**Task requirements:**
Return every record verbatim.

**Records provided:**

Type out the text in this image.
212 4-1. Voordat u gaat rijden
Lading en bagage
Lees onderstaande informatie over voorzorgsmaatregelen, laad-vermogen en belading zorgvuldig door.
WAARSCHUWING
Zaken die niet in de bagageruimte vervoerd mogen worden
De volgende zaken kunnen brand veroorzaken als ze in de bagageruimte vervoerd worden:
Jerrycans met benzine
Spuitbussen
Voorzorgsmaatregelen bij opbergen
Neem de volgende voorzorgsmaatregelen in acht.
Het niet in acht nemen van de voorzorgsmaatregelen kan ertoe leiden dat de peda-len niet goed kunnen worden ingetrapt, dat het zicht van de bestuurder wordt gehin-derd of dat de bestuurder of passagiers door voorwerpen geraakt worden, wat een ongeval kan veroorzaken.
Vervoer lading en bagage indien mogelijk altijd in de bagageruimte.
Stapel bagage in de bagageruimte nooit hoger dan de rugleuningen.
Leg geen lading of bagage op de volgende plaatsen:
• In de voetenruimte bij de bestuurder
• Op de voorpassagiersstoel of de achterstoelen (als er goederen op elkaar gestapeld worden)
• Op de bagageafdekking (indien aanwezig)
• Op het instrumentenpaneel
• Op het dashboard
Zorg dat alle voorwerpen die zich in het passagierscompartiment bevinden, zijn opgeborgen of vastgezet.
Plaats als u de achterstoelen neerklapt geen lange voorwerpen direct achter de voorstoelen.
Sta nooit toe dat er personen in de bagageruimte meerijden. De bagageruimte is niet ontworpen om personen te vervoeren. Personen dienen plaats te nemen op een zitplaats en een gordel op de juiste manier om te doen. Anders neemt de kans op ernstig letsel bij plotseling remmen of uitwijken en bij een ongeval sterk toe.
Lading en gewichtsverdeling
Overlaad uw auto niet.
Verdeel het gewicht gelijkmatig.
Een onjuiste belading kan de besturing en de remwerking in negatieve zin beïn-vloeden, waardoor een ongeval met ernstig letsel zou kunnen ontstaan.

**Result of this exercise:**
Type out the text in this image.
212 4-1. Voordat u gaat rijden
Lading en bagage
Lees onderstaande informatie over voorzorgsmaatregelen, laad-vermogen en belading zorgvuldig door.
WAARSCHUWING
Zaken die niet in de bagageruimte vervoerd mogen worden
De volgende zaken kunnen brand veroorzaken als ze in de bagageruimte vervoerd worden:
Jerrycans met benzine
Spuitbussen
Voorzorgsmaatregelen bij opbergen
Neem de volgende voorzorgsmaatregelen in acht.
Het niet in acht nemen van de voorzorgsmaatregelen kan ertoe leiden dat de peda-len niet goed kunnen worden ingetrapt, dat het zicht van de bestuurder wordt gehin-derd of dat de bestuurder of passagiers door voorwerpen geraakt worden, wat een ongeval kan veroorzaken.
Vervoer lading en bagage indien mogelijk altijd in de bagageruimte.
Stapel bagage in de bagageruimte nooit hoger dan de rugleuningen.
Leg geen lading of bagage op de volgende plaatsen:
• In de voetenruimte bij de bestuurder
• Op de voorpassagiersstoel of de achterstoelen (als er goederen op elkaar gestapeld worden)
• Op de bagageafdekking (indien aanwezig)
• Op het instrumentenpaneel
• Op het dashboard
Zorg dat alle voorwerpen die zich in het passagierscompartiment bevinden, zijn opgeborgen of vastgezet.
Plaats als u de achterstoelen neerklapt geen lange voorwerpen direct achter de voorstoelen.
Sta nooit toe dat er personen in de bagageruimte meerijden. De bagageruimte is niet ontworpen om personen te vervoeren. Personen dienen plaats te nemen op een zitplaats en een gordel op de juiste manier om te doen. Anders neemt de kans op ernstig letsel bij plotseling remmen of uitwijken en bij een ongeval sterk toe.
Lading en gewichtsverdeling
Overlaad uw auto niet.
Verdeel het gewicht gelijkmatig.
Een onjuiste belading kan de besturing en de remwerking in negatieve zin beïn-vloeden, waardoor een ongeval met ernstig letsel zou kunnen ontstaan.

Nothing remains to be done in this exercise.